Dataset entries:

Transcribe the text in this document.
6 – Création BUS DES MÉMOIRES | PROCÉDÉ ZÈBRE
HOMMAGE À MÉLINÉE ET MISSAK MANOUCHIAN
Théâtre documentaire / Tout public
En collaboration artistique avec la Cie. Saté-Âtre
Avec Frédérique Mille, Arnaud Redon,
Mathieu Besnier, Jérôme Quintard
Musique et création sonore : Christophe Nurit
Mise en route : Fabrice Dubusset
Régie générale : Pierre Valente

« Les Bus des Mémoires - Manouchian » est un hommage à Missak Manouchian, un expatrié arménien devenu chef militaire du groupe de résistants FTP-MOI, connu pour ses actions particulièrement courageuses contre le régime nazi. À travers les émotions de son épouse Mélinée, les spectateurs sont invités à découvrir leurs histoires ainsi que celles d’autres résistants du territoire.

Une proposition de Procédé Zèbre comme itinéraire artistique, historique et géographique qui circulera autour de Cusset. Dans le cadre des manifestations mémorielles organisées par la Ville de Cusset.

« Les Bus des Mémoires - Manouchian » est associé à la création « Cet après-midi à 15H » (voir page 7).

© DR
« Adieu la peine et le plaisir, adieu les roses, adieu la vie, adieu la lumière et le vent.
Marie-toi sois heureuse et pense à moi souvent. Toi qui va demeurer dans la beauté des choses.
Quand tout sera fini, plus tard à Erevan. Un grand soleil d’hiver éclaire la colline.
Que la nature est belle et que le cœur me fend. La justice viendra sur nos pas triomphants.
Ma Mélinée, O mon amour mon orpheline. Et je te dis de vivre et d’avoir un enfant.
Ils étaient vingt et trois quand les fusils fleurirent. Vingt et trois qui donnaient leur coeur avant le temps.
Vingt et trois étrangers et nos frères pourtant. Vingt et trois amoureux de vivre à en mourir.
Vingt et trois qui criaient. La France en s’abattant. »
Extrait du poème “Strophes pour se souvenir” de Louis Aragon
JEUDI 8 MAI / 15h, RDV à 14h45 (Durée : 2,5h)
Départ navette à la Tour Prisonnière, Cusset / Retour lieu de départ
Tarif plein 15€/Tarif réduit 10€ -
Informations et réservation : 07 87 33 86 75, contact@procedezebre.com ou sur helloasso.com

Set task:
Using the records above, copy each line that contains "trois".

Exercise result:
Ils étaient vingt et trois quand les fusils fleurirent. Vingt et trois qui donnaient leur coeur avant le temps.
Vingt et trois étrangers et nos frères pourtant. Vingt et trois amoureux de vivre à en mourir.
Vingt et trois qui criaient. La France en s’abattant. »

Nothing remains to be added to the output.